• _Challenge_
Gather every line from the entries below that includes "holde".

Items listed in a dataset:
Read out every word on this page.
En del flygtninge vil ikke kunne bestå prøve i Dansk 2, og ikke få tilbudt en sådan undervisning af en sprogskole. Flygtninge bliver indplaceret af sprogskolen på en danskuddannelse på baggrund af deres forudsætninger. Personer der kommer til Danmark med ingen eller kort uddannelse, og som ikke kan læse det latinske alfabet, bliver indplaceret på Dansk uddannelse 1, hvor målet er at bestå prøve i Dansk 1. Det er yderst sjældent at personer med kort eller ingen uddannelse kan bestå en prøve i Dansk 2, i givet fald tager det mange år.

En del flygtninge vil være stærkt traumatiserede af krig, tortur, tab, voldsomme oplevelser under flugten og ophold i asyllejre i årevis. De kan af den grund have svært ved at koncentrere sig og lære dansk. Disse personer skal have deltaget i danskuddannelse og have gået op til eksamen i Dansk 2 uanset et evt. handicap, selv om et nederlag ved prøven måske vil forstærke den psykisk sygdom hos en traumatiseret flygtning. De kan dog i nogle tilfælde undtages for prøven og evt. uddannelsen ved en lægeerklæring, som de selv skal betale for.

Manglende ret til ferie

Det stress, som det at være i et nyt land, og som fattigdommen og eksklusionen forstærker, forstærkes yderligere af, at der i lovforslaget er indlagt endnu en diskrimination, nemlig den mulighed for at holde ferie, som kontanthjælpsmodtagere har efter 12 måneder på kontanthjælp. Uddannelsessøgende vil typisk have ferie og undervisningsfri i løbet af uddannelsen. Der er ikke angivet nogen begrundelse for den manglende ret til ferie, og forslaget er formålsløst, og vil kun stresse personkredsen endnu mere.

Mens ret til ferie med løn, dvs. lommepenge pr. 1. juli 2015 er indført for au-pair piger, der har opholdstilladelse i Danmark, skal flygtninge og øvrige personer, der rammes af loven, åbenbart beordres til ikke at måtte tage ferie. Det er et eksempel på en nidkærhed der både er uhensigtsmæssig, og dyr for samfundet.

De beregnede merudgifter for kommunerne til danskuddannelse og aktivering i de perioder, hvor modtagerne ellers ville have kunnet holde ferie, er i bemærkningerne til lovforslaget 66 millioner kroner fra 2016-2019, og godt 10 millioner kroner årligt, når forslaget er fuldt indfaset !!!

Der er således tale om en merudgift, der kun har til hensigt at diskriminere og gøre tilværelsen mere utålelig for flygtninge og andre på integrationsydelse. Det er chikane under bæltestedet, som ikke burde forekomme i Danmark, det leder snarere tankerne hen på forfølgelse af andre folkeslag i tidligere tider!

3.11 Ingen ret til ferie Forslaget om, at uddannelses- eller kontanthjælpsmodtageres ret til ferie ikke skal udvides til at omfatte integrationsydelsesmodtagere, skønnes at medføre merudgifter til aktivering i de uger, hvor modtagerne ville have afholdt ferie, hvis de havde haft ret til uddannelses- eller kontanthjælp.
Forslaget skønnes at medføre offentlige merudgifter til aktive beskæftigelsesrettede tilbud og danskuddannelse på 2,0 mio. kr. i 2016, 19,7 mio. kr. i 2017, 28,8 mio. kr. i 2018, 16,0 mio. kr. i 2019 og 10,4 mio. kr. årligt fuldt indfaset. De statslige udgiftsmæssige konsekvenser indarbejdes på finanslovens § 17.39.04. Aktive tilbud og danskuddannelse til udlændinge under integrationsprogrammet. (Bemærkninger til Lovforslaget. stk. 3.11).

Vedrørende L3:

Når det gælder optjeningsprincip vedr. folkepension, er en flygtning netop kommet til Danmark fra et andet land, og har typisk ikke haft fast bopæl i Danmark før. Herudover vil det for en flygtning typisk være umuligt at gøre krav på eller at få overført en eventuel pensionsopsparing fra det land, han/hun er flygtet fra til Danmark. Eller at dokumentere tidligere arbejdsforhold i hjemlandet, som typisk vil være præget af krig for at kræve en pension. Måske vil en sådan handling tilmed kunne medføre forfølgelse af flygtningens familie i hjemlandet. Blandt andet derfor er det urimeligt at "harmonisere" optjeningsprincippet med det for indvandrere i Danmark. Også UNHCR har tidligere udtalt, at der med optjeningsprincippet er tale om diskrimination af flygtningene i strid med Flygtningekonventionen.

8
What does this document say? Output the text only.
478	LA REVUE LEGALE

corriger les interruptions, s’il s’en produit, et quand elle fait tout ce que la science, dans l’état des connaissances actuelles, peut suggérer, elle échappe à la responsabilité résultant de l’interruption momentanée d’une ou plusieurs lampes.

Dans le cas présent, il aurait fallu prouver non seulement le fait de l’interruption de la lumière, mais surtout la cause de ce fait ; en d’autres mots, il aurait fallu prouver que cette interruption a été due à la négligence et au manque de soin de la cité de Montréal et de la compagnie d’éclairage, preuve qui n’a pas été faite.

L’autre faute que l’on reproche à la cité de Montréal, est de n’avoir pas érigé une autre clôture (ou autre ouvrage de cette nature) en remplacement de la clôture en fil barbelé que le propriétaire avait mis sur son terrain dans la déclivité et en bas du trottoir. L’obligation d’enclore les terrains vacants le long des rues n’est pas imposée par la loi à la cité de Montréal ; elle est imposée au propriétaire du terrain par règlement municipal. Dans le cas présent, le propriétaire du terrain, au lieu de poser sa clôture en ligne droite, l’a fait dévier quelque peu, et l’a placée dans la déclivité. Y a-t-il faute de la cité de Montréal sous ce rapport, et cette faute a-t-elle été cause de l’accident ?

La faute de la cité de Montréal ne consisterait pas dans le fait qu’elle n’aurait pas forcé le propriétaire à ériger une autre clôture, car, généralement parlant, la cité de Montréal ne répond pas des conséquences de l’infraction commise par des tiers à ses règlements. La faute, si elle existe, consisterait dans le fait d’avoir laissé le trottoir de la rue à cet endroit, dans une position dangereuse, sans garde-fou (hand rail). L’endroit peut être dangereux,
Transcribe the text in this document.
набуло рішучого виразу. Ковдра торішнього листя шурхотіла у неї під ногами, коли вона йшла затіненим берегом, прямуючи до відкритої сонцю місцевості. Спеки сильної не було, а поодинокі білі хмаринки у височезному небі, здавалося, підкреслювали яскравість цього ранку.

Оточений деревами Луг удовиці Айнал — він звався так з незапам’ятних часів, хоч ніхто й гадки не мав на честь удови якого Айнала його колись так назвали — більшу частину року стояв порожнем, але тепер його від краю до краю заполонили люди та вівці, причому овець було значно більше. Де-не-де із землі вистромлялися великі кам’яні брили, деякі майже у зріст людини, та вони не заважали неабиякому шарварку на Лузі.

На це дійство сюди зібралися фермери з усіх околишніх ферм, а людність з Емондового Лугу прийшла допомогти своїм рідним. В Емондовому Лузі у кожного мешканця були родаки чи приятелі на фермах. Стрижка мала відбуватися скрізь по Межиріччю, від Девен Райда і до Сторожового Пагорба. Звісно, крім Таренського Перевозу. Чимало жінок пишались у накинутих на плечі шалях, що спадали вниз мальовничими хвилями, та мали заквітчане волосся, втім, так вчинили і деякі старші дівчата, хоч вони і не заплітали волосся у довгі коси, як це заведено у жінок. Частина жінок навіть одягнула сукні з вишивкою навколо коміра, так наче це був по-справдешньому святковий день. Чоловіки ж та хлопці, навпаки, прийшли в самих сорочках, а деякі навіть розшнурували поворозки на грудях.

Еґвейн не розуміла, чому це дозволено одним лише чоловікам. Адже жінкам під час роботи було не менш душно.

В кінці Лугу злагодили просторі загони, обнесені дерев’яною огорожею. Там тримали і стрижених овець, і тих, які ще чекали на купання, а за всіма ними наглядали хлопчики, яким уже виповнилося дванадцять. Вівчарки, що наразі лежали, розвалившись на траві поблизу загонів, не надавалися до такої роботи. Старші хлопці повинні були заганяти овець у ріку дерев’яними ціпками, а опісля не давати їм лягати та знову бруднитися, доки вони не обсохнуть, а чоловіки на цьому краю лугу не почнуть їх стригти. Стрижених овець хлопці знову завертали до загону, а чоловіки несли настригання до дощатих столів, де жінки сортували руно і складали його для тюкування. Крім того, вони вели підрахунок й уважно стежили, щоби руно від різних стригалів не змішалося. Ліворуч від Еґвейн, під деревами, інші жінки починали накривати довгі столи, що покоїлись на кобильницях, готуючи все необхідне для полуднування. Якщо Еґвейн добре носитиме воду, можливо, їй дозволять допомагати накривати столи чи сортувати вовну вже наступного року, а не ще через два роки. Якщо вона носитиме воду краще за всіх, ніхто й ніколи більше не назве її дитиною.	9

• _Written response_
Det stress, som det at være i et nyt land, og som fattigdommen og eksklusionen forstærker, forstærkes yderligere af, at der i lovforslaget er indlagt endnu en diskrimination, nemlig den mulighed for at holde ferie, som kontanthjælpsmodtagere har efter 12 måneder på kontanthjælp. Uddannelsessøgende vil typisk have ferie og undervisningsfri i løbet af uddannelsen. Der er ikke angivet nogen begrundelse for den manglende ret til ferie, og forslaget er formålsløst, og vil kun stresse personkredsen endnu mere.
De beregnede merudgifter for kommunerne til danskuddannelse og aktivering i de perioder, hvor modtagerne ellers ville have kunnet holde ferie, er i bemærkningerne til lovforslaget 66 millioner kroner fra 2016-2019, og godt 10 millioner kroner årligt, når forslaget er fuldt indfaset !!!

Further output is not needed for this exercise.